▸ **Exercise prompt**
Without the pictures, give the entries below again exactly as written.

::::::::

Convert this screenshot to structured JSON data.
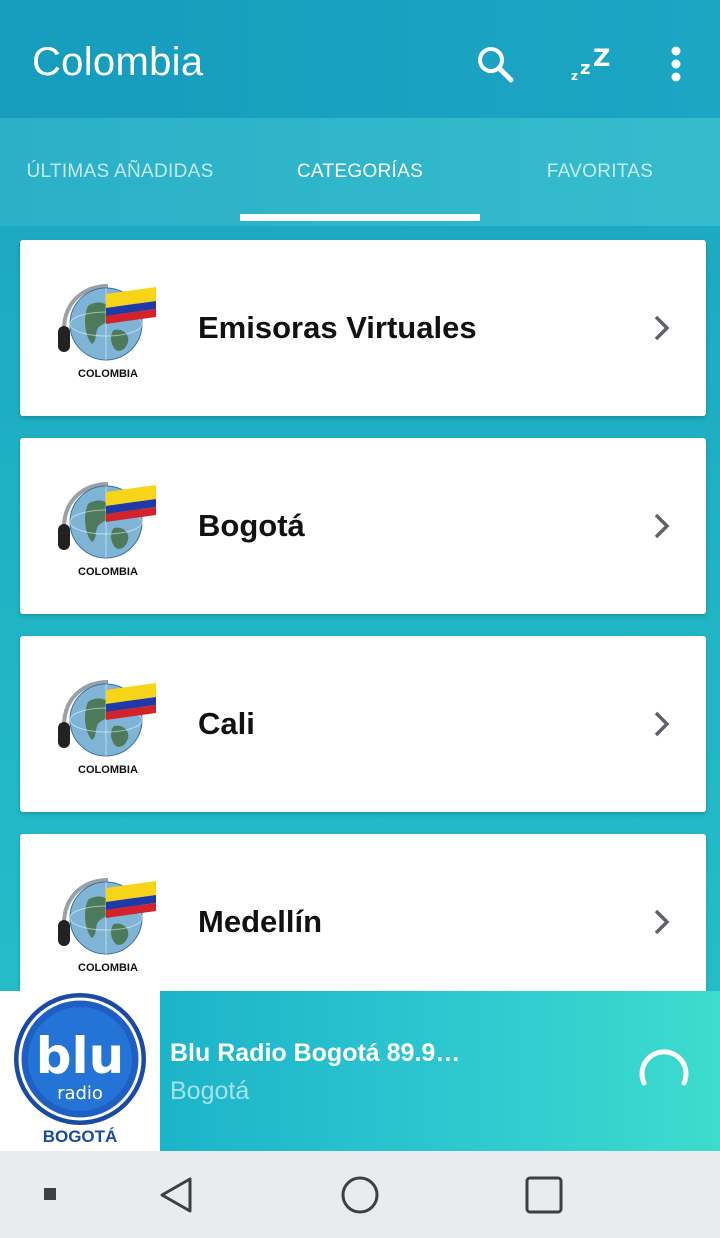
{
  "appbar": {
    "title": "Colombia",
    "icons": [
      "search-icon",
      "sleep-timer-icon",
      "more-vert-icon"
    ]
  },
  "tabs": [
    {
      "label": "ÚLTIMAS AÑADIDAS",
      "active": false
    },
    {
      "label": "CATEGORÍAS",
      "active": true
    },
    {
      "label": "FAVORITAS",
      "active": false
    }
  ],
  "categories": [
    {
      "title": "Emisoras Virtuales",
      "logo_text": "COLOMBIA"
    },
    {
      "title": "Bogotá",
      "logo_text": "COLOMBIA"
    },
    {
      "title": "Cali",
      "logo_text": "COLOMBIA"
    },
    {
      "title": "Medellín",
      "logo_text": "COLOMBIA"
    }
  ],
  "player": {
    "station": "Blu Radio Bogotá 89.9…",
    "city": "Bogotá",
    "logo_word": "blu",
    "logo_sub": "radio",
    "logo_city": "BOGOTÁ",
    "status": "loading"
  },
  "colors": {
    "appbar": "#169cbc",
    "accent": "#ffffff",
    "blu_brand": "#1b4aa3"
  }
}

::::::::

▸ **Complete answer**
Convert this screenshot to structured JSON data.
{
  "appbar": {
    "title": "Colombia",
    "icons": [
      "search-icon",
      "sleep-timer-icon",
      "more-vert-icon"
    ]
  },
  "tabs": [
    {
      "label": "ÚLTIMAS AÑADIDAS",
      "active": false
    },
    {
      "label": "CATEGORÍAS",
      "active": true
    },
    {
      "label": "FAVORITAS",
      "active": false
    }
  ],
  "categories": [
    {
      "title": "Emisoras Virtuales",
      "logo_text": "COLOMBIA"
    },
    {
      "title": "Bogotá",
      "logo_text": "COLOMBIA"
    },
    {
      "title": "Cali",
      "logo_text": "COLOMBIA"
    },
    {
      "title": "Medellín",
      "logo_text": "COLOMBIA"
    }
  ],
  "player": {
    "station": "Blu Radio Bogotá 89.9…",
    "city": "Bogotá",
    "logo_word": "blu",
    "logo_sub": "radio",
    "logo_city": "BOGOTÁ",
    "status": "loading"
  },
  "colors": {
    "appbar": "#169cbc",
    "accent": "#ffffff",
    "blu_brand": "#1b4aa3"
  }
}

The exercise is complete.